Below are some entries. Copy each line that holds the string "Stefansplatz".

● Data provided:
- - - - - - -

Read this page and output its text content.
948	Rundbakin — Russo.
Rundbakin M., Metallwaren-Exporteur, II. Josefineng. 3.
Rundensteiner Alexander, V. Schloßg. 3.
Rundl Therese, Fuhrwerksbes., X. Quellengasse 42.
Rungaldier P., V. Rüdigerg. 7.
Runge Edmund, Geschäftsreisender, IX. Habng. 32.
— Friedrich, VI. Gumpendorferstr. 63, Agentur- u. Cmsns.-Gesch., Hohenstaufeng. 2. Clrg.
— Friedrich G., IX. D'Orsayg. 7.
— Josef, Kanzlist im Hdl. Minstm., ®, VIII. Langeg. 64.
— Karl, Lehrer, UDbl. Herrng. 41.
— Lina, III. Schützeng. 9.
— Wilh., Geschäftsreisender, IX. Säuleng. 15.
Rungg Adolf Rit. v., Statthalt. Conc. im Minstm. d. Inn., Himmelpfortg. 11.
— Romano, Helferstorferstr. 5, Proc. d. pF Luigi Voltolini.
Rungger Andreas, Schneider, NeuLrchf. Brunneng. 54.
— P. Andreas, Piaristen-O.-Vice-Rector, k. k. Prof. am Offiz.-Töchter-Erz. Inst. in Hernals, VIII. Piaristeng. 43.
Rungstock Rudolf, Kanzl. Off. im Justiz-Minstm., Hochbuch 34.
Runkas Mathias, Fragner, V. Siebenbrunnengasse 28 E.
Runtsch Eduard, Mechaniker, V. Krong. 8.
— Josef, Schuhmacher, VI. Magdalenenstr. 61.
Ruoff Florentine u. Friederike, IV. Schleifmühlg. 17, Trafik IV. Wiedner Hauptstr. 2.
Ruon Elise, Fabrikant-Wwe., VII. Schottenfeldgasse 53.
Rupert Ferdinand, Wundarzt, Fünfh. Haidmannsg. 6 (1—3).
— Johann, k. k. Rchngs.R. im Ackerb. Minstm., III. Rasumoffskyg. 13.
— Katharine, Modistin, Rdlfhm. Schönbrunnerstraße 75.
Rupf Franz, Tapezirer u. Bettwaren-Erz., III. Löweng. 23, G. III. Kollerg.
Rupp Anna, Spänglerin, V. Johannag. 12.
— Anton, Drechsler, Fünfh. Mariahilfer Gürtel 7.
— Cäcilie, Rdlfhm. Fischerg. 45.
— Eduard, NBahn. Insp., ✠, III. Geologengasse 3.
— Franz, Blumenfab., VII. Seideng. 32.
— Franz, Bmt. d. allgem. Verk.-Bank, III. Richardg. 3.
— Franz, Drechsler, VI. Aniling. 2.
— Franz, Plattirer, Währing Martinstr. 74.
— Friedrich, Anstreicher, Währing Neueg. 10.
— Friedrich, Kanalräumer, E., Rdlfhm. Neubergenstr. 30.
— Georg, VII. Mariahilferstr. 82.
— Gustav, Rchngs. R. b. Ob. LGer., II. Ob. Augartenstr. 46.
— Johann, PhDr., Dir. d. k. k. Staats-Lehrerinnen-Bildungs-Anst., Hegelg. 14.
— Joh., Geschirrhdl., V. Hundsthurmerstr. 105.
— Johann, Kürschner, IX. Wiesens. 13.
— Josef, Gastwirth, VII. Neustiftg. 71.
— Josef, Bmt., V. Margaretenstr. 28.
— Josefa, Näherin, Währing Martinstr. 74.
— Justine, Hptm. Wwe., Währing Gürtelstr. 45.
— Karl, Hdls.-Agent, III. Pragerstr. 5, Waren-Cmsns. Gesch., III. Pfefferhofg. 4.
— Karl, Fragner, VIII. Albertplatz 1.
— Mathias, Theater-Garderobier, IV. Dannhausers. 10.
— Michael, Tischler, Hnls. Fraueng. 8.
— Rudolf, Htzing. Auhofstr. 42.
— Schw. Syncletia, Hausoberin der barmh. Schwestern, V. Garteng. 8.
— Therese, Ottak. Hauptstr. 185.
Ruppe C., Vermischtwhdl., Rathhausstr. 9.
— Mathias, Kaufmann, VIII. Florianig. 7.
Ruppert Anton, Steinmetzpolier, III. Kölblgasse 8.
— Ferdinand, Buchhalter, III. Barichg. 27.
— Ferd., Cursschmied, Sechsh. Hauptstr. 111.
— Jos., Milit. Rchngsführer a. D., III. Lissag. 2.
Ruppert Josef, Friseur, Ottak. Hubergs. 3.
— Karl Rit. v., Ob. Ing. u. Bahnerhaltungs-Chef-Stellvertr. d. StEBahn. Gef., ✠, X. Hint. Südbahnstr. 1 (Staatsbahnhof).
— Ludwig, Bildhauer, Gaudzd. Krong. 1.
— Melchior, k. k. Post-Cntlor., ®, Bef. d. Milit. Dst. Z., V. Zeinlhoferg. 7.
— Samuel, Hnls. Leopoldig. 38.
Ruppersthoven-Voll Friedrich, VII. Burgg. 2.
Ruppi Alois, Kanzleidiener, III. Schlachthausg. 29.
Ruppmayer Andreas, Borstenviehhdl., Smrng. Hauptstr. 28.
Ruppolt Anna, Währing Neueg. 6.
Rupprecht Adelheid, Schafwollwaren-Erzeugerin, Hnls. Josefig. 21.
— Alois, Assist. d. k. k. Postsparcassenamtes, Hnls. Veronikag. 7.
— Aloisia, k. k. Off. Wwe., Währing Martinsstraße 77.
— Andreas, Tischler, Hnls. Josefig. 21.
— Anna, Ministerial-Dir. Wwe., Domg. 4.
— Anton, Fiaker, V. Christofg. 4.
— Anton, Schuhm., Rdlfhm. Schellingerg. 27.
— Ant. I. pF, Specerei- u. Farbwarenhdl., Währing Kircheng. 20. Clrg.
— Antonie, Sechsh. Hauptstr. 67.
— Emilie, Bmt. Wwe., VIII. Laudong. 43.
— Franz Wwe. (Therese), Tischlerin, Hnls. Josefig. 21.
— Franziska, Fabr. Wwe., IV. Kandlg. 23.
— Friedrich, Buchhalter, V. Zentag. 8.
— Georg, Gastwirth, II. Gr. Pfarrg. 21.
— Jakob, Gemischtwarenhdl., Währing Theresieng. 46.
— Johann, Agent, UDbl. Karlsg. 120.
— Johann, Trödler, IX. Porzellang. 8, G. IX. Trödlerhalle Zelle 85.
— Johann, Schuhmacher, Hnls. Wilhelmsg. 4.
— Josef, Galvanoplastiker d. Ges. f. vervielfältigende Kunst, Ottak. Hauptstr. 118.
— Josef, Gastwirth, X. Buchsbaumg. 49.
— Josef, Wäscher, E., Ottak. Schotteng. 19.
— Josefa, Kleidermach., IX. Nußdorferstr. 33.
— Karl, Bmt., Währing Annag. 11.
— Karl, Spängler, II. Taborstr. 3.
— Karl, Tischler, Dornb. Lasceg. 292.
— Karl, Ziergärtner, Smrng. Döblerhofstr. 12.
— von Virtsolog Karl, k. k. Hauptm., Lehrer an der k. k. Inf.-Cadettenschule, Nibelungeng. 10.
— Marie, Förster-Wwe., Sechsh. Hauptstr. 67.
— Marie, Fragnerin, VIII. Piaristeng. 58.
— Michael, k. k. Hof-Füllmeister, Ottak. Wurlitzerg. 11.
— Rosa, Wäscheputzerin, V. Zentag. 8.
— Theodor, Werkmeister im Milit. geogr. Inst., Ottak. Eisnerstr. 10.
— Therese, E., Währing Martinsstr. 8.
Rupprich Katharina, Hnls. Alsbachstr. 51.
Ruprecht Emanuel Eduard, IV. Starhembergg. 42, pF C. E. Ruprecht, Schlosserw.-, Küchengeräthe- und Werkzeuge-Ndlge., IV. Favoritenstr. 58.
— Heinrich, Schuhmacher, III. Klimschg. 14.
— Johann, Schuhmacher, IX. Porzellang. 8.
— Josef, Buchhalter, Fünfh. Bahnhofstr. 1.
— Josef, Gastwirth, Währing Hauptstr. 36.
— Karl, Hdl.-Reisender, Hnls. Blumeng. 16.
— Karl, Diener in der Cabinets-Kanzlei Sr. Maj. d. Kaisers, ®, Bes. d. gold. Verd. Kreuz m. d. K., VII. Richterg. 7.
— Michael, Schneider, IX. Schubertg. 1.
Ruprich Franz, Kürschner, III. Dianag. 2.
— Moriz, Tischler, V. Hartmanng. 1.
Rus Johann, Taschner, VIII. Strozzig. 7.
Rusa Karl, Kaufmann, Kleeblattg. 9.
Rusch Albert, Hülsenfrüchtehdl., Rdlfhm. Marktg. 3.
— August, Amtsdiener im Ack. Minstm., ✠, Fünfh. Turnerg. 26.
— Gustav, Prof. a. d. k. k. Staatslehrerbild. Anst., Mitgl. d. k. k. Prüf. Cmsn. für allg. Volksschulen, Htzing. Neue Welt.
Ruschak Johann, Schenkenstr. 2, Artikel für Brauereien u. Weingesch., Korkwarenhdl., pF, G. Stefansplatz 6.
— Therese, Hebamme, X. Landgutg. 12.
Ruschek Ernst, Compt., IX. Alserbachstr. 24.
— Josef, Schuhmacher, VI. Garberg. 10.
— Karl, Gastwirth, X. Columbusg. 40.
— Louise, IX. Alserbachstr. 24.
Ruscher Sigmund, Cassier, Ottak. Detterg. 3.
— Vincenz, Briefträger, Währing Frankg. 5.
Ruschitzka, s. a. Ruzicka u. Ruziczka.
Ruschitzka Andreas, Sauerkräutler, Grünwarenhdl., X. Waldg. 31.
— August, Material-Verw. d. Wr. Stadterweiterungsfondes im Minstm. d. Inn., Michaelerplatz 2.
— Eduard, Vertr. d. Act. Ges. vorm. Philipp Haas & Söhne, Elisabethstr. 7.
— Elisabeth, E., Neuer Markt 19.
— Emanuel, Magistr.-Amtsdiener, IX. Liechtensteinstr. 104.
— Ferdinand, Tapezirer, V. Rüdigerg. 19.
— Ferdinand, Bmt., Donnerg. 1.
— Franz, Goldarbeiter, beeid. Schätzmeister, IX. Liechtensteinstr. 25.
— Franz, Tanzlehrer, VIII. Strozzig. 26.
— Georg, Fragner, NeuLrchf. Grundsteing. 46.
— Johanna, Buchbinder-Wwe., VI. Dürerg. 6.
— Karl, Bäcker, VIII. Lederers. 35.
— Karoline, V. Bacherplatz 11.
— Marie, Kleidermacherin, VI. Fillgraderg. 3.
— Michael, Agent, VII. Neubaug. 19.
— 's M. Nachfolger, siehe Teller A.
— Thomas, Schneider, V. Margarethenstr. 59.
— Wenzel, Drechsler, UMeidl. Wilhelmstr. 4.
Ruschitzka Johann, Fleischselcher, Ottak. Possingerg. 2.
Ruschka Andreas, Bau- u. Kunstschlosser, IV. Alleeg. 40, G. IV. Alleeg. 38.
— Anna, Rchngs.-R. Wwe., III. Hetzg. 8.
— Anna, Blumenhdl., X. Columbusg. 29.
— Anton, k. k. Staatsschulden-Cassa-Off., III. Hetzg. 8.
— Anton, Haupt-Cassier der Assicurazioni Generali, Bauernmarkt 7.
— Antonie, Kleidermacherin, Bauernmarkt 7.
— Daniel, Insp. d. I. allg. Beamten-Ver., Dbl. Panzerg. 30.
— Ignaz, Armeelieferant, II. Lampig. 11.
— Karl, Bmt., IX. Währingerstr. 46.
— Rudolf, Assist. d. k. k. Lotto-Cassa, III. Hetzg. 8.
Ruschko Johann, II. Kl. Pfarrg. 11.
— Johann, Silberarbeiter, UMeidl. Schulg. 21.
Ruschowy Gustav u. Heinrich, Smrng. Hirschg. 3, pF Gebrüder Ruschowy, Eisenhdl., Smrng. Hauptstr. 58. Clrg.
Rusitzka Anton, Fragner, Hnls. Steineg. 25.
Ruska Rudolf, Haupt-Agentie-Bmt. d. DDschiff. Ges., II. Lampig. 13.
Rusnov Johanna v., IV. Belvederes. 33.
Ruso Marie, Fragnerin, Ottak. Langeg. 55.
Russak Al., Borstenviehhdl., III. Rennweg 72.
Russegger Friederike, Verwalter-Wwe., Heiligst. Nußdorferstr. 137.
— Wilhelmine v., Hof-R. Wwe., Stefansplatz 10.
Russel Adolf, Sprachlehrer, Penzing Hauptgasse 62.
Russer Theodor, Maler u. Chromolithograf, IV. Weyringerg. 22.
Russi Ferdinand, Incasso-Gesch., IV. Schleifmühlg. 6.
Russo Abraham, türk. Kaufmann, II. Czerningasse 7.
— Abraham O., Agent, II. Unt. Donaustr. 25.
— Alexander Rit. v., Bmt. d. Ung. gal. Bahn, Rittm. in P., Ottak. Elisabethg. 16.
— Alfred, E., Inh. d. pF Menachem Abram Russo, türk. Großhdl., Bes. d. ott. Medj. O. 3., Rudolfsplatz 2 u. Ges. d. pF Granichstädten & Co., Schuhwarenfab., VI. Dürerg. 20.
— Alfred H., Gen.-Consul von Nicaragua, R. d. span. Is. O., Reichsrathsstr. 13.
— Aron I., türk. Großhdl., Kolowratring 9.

- - - - - - -

● Solution to the problem:
Ruschak Johann, Schenkenstr. 2, Artikel für Brauereien u. Weingesch., Korkwarenhdl., pF, G. Stefansplatz 6.
— Wilhelmine v., Hof-R. Wwe., Stefansplatz 10.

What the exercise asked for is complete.